Show every line in the records below that contains the word "name".
Start of THE DATA
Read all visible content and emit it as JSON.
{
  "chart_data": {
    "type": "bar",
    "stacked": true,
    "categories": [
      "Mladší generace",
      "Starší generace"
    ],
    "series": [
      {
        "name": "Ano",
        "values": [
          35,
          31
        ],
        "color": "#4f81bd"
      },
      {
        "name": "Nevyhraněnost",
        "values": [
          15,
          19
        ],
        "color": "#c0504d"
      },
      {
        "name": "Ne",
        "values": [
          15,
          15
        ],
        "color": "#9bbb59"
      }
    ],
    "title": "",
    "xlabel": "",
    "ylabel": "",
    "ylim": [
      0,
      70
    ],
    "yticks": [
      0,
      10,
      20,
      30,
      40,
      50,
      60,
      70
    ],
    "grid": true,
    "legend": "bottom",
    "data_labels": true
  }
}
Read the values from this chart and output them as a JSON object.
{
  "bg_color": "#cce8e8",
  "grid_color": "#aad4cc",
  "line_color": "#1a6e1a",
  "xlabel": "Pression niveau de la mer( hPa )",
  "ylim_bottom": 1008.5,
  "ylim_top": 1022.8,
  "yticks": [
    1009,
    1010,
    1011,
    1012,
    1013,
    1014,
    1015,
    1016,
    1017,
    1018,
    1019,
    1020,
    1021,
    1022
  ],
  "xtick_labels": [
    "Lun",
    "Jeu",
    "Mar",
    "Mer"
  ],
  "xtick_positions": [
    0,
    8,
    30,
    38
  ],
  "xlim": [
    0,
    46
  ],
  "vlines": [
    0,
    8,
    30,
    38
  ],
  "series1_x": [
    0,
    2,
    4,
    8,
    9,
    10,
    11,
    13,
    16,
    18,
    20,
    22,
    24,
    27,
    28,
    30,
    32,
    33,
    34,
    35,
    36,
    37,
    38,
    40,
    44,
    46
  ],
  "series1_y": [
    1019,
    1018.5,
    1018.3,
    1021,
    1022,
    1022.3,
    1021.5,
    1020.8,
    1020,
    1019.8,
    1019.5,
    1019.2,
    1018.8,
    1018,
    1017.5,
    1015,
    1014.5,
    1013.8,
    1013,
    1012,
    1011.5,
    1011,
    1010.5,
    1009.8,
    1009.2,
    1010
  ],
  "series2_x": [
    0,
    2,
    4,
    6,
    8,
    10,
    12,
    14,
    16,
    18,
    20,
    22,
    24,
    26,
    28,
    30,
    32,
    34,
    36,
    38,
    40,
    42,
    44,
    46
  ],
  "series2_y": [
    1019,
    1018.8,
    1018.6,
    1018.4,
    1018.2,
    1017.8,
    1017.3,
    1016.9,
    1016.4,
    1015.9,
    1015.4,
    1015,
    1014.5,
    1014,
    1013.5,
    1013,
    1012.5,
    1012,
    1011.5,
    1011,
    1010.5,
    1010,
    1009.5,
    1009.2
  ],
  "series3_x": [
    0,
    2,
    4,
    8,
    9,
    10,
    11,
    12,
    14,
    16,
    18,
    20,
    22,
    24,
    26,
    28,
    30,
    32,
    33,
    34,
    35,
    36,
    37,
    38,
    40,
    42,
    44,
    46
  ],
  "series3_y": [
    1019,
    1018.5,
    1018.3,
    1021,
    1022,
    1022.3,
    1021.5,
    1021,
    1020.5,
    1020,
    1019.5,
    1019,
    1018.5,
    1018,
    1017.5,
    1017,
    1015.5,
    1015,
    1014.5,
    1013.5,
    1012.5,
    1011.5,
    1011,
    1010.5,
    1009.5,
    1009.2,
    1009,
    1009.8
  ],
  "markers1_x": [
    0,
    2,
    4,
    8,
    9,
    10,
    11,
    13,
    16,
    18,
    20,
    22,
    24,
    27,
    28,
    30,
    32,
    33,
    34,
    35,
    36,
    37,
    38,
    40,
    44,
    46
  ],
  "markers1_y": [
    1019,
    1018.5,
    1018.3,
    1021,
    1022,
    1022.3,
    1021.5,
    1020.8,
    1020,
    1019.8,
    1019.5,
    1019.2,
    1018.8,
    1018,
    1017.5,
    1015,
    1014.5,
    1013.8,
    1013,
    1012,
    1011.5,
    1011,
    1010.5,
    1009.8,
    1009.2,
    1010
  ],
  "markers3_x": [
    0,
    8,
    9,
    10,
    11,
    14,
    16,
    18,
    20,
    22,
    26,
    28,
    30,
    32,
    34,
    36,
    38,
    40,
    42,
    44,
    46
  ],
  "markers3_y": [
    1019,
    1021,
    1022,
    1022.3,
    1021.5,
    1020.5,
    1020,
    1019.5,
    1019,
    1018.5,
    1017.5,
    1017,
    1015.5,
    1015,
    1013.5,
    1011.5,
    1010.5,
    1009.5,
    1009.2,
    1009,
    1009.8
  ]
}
End of THE DATA
◆ COMPLETE RESPONSE ◆
        "name": "Ano",
        "name": "Nevyhraněnost",
        "name": "Ne",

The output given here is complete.